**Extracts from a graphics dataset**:
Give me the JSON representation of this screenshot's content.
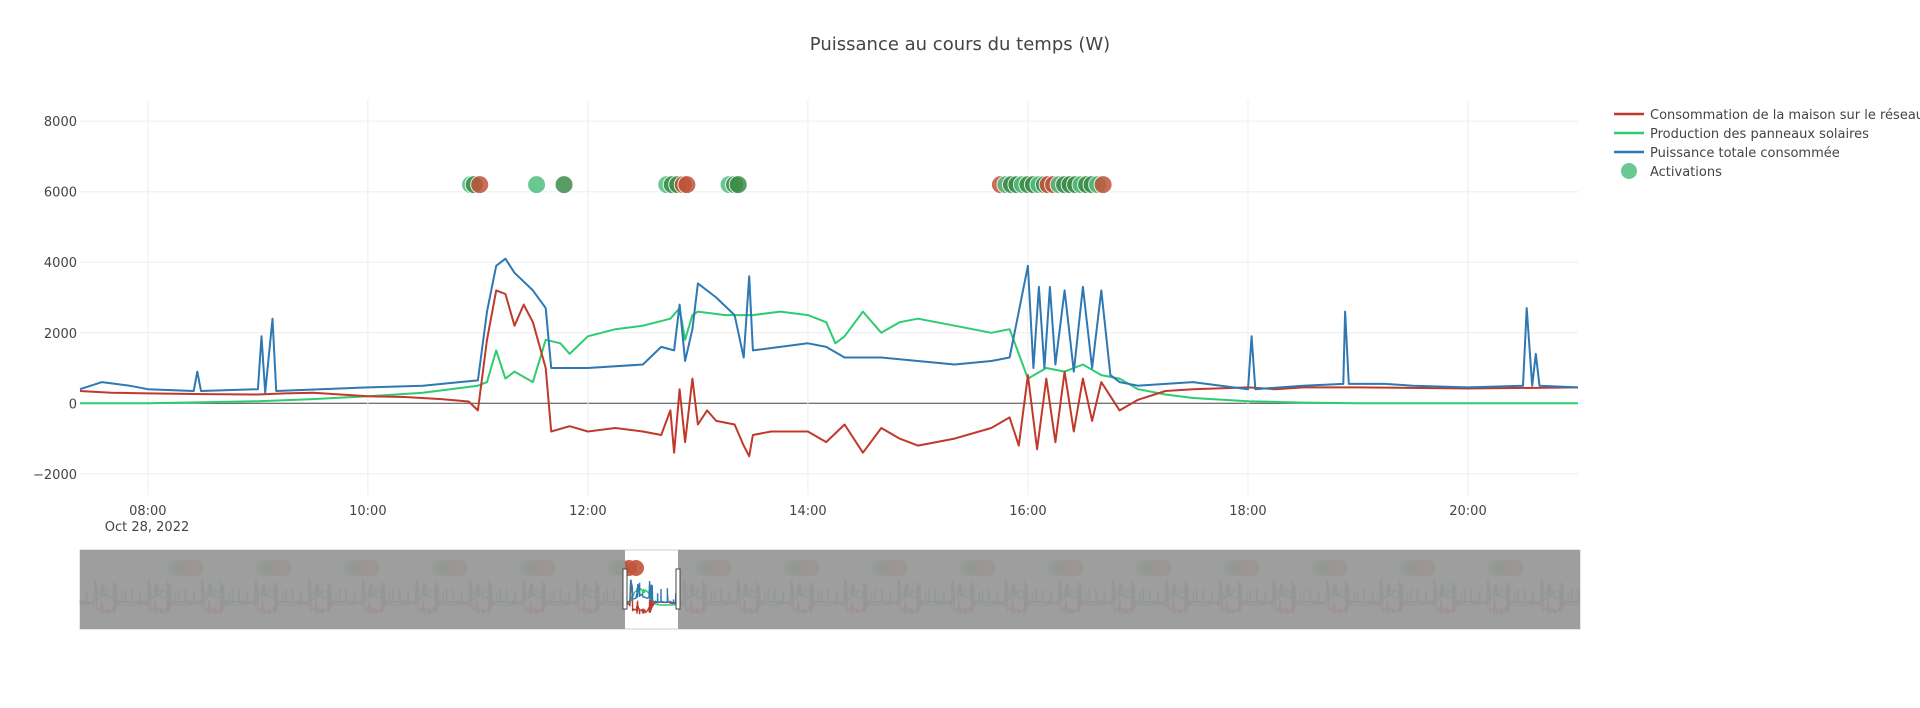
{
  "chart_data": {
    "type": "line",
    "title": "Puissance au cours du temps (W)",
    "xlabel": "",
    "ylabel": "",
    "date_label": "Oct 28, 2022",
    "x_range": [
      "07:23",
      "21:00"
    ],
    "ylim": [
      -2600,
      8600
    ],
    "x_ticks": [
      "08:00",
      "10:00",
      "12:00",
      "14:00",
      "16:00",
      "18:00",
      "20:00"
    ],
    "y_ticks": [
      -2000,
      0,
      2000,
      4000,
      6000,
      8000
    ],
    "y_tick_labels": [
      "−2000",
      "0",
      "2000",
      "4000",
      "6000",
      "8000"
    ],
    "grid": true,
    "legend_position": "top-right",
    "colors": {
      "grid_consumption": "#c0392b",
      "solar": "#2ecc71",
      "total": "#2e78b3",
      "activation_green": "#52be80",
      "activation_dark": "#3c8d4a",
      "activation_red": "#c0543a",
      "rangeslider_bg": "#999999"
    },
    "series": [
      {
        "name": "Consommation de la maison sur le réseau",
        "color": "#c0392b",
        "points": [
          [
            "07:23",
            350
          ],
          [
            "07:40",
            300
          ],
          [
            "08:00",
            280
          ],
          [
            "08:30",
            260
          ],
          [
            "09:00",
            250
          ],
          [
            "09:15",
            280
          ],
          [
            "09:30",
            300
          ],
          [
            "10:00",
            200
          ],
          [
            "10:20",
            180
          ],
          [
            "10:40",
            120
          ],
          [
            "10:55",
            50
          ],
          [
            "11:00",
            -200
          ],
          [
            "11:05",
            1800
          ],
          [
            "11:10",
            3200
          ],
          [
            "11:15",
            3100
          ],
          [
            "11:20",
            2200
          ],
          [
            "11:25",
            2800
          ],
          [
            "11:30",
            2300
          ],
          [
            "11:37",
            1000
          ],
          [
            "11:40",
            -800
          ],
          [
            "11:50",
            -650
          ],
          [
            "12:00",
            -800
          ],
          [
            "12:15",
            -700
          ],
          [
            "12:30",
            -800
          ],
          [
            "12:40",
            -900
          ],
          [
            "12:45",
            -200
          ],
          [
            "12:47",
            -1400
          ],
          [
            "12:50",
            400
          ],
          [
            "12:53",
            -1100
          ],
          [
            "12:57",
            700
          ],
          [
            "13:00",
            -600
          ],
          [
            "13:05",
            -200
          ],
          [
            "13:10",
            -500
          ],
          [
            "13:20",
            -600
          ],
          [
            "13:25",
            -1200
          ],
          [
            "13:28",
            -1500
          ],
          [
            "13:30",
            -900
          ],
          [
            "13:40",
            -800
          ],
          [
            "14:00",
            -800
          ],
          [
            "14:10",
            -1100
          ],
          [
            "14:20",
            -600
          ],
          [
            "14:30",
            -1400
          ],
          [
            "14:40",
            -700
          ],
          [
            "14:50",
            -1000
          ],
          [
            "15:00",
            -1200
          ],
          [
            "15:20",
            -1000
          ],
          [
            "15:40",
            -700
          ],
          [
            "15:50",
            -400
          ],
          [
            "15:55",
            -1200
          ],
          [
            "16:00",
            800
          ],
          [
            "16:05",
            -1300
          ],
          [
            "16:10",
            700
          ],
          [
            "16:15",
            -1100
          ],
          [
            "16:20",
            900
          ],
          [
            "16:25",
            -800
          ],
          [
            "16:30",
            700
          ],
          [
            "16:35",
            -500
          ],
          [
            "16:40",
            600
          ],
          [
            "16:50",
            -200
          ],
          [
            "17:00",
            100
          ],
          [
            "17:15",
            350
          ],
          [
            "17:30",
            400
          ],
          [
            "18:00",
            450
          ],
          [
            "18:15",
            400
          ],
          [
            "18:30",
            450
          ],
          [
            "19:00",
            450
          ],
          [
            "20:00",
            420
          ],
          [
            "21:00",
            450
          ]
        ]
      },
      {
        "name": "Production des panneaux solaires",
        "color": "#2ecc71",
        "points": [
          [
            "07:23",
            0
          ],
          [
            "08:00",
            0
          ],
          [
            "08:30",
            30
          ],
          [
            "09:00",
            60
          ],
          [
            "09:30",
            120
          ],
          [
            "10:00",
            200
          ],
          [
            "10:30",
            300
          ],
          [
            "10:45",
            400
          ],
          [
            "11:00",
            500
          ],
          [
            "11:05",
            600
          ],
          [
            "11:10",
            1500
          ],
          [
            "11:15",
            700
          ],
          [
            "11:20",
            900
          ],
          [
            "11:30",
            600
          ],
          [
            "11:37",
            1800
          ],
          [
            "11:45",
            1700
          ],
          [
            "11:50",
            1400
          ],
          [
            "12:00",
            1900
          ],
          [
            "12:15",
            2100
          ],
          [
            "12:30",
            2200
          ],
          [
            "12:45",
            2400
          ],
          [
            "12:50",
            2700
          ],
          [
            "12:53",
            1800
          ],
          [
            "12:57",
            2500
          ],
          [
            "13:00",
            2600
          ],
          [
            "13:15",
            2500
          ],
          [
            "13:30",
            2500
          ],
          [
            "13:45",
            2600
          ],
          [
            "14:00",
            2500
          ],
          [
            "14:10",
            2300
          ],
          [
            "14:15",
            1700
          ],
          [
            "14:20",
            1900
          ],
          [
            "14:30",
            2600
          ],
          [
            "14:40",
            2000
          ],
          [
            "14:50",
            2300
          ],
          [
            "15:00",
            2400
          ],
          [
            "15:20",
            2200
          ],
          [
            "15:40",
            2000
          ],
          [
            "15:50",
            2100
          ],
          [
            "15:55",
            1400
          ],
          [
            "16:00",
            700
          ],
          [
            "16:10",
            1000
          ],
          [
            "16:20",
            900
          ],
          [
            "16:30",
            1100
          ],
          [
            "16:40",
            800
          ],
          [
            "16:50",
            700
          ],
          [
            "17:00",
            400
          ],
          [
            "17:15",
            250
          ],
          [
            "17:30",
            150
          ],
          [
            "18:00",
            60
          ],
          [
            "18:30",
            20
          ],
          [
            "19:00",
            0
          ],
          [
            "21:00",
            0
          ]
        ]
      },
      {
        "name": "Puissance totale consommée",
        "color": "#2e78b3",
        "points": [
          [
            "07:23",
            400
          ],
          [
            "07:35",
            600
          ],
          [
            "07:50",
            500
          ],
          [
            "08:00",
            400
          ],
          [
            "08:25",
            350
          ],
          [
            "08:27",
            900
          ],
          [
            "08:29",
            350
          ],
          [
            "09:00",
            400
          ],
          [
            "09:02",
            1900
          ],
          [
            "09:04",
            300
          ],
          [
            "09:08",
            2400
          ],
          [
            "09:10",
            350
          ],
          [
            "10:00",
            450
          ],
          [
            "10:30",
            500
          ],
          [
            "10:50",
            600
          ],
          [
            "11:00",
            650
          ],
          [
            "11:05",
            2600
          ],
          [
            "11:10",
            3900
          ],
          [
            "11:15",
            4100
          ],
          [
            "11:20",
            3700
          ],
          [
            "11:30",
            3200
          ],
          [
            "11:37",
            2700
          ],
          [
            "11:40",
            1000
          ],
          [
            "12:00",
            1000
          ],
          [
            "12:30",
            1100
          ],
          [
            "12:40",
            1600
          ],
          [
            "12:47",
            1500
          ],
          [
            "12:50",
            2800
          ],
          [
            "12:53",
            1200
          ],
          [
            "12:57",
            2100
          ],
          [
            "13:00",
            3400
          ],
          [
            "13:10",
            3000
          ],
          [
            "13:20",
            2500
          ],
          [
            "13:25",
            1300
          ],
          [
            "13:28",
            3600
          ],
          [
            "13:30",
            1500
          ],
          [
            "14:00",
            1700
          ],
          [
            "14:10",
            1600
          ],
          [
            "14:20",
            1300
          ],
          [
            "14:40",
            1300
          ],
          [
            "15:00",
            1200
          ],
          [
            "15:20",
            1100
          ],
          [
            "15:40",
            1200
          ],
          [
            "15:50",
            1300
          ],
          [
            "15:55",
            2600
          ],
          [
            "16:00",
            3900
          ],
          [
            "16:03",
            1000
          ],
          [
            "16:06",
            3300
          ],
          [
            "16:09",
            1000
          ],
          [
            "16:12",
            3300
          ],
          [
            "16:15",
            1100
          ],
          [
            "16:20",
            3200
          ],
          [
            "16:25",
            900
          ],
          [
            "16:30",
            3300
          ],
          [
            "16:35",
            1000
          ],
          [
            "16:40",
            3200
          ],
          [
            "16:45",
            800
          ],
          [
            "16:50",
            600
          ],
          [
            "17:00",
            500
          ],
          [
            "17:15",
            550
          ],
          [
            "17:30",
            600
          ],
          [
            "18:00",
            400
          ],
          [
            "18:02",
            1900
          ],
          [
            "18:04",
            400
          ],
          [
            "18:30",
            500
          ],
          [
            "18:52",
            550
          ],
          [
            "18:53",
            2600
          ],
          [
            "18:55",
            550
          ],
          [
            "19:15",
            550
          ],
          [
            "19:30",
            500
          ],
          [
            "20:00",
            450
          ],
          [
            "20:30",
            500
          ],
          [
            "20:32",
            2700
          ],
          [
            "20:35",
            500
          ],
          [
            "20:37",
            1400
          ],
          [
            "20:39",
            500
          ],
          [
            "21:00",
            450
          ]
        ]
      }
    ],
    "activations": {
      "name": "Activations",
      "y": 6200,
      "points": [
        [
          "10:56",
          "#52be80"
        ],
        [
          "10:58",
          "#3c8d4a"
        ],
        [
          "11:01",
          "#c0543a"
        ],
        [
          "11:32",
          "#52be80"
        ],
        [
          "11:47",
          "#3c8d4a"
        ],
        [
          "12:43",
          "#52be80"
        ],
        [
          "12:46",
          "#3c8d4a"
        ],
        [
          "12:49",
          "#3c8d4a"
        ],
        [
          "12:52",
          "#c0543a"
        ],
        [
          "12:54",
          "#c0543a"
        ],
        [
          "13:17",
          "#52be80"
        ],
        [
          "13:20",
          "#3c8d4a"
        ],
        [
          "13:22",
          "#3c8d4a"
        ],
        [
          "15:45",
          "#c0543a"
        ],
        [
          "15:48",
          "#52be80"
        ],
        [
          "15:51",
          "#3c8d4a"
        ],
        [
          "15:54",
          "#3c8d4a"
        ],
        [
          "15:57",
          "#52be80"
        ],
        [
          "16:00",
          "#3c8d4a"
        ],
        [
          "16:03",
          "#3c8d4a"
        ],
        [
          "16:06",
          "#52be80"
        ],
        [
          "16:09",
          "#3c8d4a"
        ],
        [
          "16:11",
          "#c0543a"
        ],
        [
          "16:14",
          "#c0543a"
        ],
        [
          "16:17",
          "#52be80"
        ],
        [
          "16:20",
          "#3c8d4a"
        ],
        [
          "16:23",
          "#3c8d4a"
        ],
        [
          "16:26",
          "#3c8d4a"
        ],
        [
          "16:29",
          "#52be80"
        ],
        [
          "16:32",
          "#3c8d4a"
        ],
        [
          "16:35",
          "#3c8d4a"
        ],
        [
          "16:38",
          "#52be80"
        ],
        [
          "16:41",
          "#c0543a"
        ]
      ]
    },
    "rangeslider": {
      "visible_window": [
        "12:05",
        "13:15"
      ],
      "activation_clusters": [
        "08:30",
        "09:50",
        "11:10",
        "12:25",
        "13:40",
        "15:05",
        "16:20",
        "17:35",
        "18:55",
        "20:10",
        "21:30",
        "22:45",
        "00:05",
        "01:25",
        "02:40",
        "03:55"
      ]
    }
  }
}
* * *
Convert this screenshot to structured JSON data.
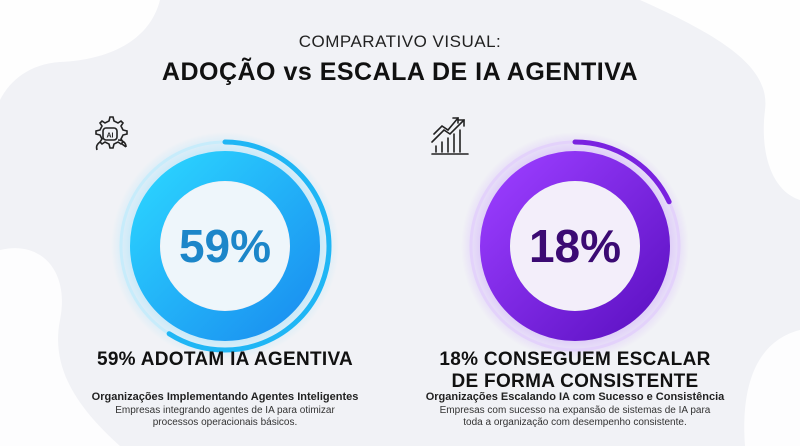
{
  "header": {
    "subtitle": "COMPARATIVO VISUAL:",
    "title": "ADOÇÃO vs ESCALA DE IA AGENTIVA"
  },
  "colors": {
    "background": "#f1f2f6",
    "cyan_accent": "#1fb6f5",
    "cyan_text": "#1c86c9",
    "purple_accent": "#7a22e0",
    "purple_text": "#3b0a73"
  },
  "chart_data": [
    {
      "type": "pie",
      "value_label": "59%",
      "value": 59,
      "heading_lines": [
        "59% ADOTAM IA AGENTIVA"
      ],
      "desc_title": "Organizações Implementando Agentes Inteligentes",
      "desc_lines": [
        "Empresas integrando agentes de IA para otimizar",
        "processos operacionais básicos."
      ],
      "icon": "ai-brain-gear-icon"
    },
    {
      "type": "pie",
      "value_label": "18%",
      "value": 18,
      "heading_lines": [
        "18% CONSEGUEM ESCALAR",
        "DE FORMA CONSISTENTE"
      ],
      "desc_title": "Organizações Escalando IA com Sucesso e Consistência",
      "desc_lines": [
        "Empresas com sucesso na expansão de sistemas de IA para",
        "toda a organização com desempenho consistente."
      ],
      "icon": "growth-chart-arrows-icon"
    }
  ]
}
==
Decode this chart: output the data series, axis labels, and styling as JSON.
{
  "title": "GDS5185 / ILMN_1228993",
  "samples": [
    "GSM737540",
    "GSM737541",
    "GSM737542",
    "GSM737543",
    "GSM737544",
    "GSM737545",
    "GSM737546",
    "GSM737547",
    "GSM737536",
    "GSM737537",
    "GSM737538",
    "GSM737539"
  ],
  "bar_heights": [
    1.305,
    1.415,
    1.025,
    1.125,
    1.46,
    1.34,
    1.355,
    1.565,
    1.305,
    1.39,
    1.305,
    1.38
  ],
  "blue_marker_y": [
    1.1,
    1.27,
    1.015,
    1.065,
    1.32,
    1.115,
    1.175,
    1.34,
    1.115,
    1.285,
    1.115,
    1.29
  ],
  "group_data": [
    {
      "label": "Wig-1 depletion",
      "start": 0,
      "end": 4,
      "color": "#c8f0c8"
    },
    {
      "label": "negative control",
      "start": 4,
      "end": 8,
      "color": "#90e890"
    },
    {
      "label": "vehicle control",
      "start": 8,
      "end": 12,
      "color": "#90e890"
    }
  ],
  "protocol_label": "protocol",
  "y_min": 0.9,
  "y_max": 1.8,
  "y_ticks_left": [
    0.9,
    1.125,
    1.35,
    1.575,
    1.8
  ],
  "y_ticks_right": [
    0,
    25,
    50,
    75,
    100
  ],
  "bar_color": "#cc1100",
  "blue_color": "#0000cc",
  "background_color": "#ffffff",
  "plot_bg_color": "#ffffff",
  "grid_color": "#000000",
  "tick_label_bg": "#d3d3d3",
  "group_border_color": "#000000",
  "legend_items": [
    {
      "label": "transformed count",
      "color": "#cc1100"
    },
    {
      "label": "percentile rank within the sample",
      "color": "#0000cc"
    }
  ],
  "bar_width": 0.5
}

**Goal**: Collect from the data above every line that includes "ffffff".

**Response below**:
  "background_color": "#ffffff",
  "plot_bg_color": "#ffffff",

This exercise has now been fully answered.